(Task details):
Restate the records that follow word for word; no pictures should appear.

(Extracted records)
________________________
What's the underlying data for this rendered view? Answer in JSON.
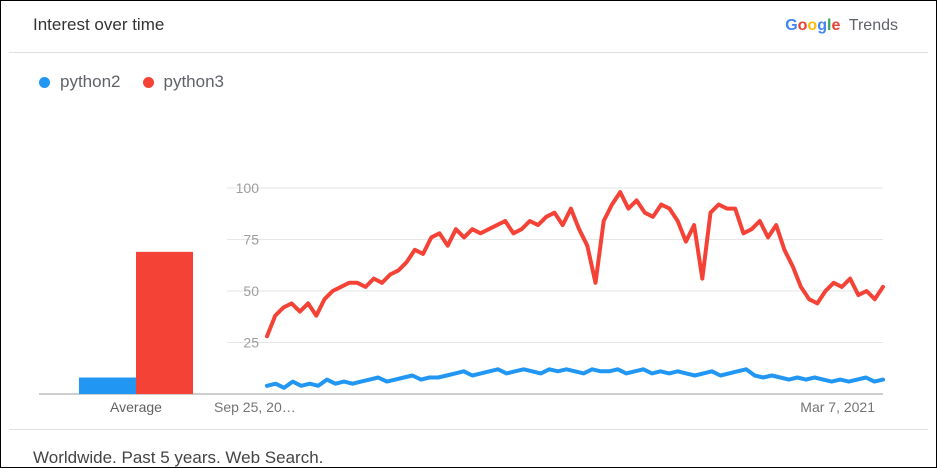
{
  "header": {
    "title": "Interest over time"
  },
  "brand": {
    "google": [
      "G",
      "o",
      "o",
      "g",
      "l",
      "e"
    ],
    "trends": "Trends"
  },
  "legend": [
    {
      "label": "python2",
      "color": "#2196f3"
    },
    {
      "label": "python3",
      "color": "#f44336"
    }
  ],
  "footer": {
    "text": "Worldwide. Past 5 years. Web Search."
  },
  "chart_data": {
    "type": "line",
    "ylim": [
      0,
      100
    ],
    "yticks": [
      "100",
      "75",
      "50",
      "25"
    ],
    "x_labels": [
      "Sep 25, 20…",
      "Mar 7, 2021"
    ],
    "average": {
      "label": "Average",
      "values": [
        8,
        69
      ]
    },
    "grid": true,
    "series": [
      {
        "name": "python2",
        "color": "#2196f3",
        "values": [
          4,
          5,
          3,
          6,
          4,
          5,
          4,
          7,
          5,
          6,
          5,
          6,
          7,
          8,
          6,
          7,
          8,
          9,
          7,
          8,
          8,
          9,
          10,
          11,
          9,
          10,
          11,
          12,
          10,
          11,
          12,
          11,
          10,
          12,
          11,
          12,
          11,
          10,
          12,
          11,
          11,
          12,
          10,
          11,
          12,
          10,
          11,
          10,
          11,
          10,
          9,
          10,
          11,
          9,
          10,
          11,
          12,
          9,
          8,
          9,
          8,
          7,
          8,
          7,
          8,
          7,
          6,
          7,
          6,
          7,
          8,
          6,
          7
        ]
      },
      {
        "name": "python3",
        "color": "#f44336",
        "values": [
          28,
          38,
          42,
          44,
          40,
          44,
          38,
          46,
          50,
          52,
          54,
          54,
          52,
          56,
          54,
          58,
          60,
          64,
          70,
          68,
          76,
          78,
          72,
          80,
          76,
          80,
          78,
          80,
          82,
          84,
          78,
          80,
          84,
          82,
          86,
          88,
          82,
          90,
          80,
          72,
          54,
          84,
          92,
          98,
          90,
          94,
          88,
          86,
          92,
          90,
          84,
          74,
          82,
          56,
          88,
          92,
          90,
          90,
          78,
          80,
          84,
          76,
          82,
          70,
          62,
          52,
          46,
          44,
          50,
          54,
          52,
          56,
          48,
          50,
          46,
          52
        ]
      }
    ]
  }
}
________________________
(Task solution):
What's the underlying data for this rendered view? Answer in JSON.
{
  "header": {
    "title": "Interest over time"
  },
  "brand": {
    "google": [
      "G",
      "o",
      "o",
      "g",
      "l",
      "e"
    ],
    "trends": "Trends"
  },
  "legend": [
    {
      "label": "python2",
      "color": "#2196f3"
    },
    {
      "label": "python3",
      "color": "#f44336"
    }
  ],
  "footer": {
    "text": "Worldwide. Past 5 years. Web Search."
  },
  "chart_data": {
    "type": "line",
    "ylim": [
      0,
      100
    ],
    "yticks": [
      "100",
      "75",
      "50",
      "25"
    ],
    "x_labels": [
      "Sep 25, 20…",
      "Mar 7, 2021"
    ],
    "average": {
      "label": "Average",
      "values": [
        8,
        69
      ]
    },
    "grid": true,
    "series": [
      {
        "name": "python2",
        "color": "#2196f3",
        "values": [
          4,
          5,
          3,
          6,
          4,
          5,
          4,
          7,
          5,
          6,
          5,
          6,
          7,
          8,
          6,
          7,
          8,
          9,
          7,
          8,
          8,
          9,
          10,
          11,
          9,
          10,
          11,
          12,
          10,
          11,
          12,
          11,
          10,
          12,
          11,
          12,
          11,
          10,
          12,
          11,
          11,
          12,
          10,
          11,
          12,
          10,
          11,
          10,
          11,
          10,
          9,
          10,
          11,
          9,
          10,
          11,
          12,
          9,
          8,
          9,
          8,
          7,
          8,
          7,
          8,
          7,
          6,
          7,
          6,
          7,
          8,
          6,
          7
        ]
      },
      {
        "name": "python3",
        "color": "#f44336",
        "values": [
          28,
          38,
          42,
          44,
          40,
          44,
          38,
          46,
          50,
          52,
          54,
          54,
          52,
          56,
          54,
          58,
          60,
          64,
          70,
          68,
          76,
          78,
          72,
          80,
          76,
          80,
          78,
          80,
          82,
          84,
          78,
          80,
          84,
          82,
          86,
          88,
          82,
          90,
          80,
          72,
          54,
          84,
          92,
          98,
          90,
          94,
          88,
          86,
          92,
          90,
          84,
          74,
          82,
          56,
          88,
          92,
          90,
          90,
          78,
          80,
          84,
          76,
          82,
          70,
          62,
          52,
          46,
          44,
          50,
          54,
          52,
          56,
          48,
          50,
          46,
          52
        ]
      }
    ]
  }
}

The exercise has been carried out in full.